What to produce: Work through the data below and give the number of lines holding "Skin", nothing more.
Start of Input
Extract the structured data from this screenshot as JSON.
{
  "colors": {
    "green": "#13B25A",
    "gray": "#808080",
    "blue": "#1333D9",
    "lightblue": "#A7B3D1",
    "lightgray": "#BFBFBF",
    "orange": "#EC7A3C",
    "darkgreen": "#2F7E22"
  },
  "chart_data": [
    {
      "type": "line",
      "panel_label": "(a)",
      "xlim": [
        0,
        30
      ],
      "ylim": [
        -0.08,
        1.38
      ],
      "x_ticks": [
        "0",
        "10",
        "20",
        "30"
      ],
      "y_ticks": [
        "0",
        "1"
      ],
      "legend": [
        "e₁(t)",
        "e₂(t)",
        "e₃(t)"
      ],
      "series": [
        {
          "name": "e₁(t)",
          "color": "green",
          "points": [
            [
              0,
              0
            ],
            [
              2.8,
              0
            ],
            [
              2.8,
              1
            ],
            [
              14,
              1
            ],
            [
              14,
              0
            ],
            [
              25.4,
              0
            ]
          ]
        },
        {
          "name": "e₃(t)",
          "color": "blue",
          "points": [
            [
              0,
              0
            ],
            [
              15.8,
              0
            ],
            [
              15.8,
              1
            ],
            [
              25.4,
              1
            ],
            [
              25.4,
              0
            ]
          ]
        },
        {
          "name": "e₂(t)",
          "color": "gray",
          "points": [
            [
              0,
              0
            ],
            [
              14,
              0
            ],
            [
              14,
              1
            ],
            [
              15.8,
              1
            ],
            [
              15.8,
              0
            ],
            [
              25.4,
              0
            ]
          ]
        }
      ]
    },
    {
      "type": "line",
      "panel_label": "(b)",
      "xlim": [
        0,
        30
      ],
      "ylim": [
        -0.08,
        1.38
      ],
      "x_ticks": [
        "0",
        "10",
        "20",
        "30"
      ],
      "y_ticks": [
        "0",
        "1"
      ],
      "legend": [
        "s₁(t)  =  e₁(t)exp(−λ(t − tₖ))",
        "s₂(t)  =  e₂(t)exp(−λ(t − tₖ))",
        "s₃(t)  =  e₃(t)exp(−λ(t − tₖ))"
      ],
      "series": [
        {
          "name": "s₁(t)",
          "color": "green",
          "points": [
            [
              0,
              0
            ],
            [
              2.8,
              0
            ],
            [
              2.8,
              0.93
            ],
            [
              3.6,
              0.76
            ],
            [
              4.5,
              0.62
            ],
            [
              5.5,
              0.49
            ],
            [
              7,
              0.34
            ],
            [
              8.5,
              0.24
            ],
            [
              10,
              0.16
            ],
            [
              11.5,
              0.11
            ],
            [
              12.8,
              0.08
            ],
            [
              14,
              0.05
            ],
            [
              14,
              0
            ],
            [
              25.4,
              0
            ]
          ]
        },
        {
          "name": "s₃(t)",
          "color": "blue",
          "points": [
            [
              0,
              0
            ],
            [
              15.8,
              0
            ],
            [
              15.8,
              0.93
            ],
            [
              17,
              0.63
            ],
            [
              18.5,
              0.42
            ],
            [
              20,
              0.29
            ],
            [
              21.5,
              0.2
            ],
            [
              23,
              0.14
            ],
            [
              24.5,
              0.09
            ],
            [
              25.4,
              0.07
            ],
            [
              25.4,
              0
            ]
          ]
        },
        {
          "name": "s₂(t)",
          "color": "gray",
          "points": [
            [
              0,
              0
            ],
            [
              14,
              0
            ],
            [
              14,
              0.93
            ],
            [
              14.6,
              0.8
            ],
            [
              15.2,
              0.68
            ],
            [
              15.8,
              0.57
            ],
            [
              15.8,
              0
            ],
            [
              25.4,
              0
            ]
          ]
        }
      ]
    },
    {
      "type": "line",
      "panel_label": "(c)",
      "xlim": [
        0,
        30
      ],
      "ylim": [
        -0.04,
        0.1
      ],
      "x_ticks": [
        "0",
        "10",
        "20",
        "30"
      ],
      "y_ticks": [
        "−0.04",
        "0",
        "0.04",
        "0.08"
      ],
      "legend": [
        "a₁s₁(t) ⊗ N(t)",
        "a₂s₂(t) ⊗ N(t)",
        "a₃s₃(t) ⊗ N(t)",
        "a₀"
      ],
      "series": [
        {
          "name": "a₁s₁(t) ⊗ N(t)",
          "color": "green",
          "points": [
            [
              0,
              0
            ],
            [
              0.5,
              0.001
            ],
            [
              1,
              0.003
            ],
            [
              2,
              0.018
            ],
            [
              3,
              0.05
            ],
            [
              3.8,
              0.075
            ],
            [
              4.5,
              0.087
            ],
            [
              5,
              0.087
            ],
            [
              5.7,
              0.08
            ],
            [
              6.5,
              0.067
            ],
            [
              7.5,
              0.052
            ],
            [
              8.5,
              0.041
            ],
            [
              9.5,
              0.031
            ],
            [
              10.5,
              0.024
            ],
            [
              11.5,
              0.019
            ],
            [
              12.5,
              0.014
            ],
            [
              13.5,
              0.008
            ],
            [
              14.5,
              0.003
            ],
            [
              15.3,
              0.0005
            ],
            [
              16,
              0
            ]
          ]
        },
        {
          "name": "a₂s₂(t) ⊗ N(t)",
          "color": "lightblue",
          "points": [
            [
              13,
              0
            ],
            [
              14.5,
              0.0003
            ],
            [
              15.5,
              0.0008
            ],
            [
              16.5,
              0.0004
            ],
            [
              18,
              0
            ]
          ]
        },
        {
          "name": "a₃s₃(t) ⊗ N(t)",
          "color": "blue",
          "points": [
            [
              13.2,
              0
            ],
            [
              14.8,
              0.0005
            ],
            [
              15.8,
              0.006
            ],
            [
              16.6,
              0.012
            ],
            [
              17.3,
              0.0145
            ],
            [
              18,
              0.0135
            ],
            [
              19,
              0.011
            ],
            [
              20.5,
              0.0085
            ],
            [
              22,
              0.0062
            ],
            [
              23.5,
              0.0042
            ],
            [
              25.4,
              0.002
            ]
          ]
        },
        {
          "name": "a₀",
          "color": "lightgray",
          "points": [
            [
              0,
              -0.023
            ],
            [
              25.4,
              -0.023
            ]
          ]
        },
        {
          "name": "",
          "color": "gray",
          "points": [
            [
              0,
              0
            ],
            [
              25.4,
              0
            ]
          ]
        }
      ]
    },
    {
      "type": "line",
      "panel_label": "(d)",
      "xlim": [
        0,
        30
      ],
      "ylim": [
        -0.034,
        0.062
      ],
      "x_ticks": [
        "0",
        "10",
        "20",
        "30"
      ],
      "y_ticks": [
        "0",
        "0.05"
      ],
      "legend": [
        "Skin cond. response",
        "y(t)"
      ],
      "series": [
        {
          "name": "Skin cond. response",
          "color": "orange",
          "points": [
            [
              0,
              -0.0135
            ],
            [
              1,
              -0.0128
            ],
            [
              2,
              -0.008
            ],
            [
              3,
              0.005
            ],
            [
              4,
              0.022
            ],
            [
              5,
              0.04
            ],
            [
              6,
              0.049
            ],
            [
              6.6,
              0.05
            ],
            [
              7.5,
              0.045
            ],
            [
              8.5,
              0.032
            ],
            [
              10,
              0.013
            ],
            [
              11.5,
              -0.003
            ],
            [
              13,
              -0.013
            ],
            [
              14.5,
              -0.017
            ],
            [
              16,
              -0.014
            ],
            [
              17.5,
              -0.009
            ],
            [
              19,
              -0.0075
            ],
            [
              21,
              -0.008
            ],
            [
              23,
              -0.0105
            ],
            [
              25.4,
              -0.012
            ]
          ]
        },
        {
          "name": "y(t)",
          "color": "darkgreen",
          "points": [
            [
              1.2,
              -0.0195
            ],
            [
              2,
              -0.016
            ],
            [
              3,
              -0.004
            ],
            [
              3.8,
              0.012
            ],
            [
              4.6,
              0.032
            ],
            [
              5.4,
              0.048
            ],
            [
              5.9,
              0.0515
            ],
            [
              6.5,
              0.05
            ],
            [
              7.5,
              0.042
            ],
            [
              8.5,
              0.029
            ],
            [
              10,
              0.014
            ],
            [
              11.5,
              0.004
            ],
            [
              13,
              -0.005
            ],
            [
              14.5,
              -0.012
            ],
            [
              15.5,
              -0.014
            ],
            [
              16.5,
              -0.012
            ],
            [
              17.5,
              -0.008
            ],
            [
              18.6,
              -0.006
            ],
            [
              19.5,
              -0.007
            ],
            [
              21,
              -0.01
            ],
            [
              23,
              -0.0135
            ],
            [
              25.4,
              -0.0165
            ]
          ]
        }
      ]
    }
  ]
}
End of Input
Written reply: 2